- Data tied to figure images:
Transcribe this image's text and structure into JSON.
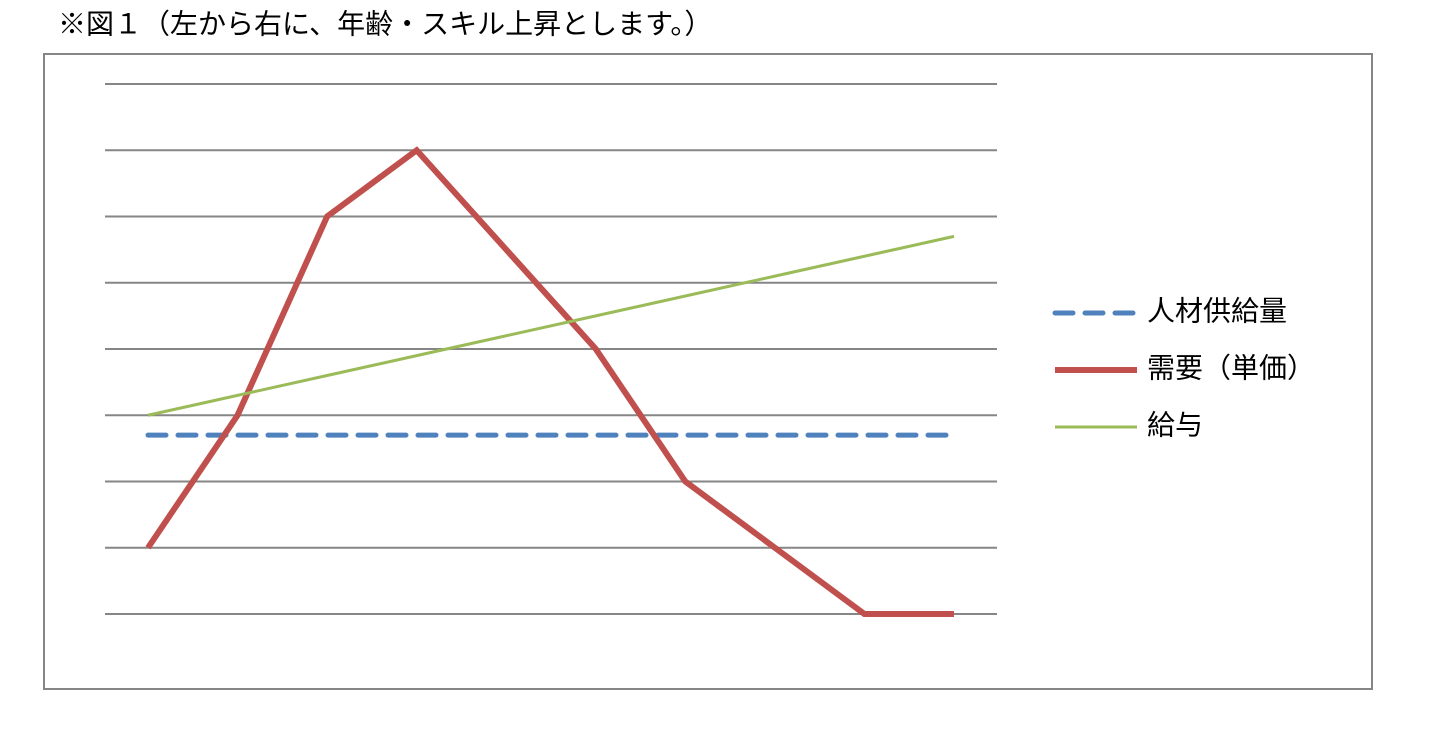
{
  "chart_data": {
    "type": "line",
    "title": "※図１（左から右に、年齢・スキル上昇とします。）",
    "categories": [
      null,
      null,
      null,
      null,
      null,
      null,
      null,
      null,
      null,
      null
    ],
    "series": [
      {
        "name": "人材供給量",
        "color": "#4f81bd",
        "line_style": "dashed",
        "values": [
          2.7,
          2.7,
          2.7,
          2.7,
          2.7,
          2.7,
          2.7,
          2.7,
          2.7,
          2.7
        ]
      },
      {
        "name": "需要（単価）",
        "color": "#c0504d",
        "line_style": "solid",
        "values": [
          1,
          3,
          6,
          7,
          5.5,
          4,
          2,
          1,
          0,
          0
        ]
      },
      {
        "name": "給与",
        "color": "#9bbb59",
        "line_style": "double",
        "values": [
          3,
          3.3,
          3.6,
          3.9,
          4.2,
          4.5,
          4.8,
          5.1,
          5.4,
          5.7
        ]
      }
    ],
    "ylim": [
      0,
      8
    ],
    "yticks": [
      0,
      1,
      2,
      3,
      4,
      5,
      6,
      7,
      8
    ],
    "grid": true,
    "tick_labels": false,
    "legend": "right"
  }
}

- EXERCISE: Look for the word "color" in every line of the listing and copy the lines that have it.

- RESULT OF THE TASK:
        "color": "#4f81bd",
        "color": "#c0504d",
        "color": "#9bbb59",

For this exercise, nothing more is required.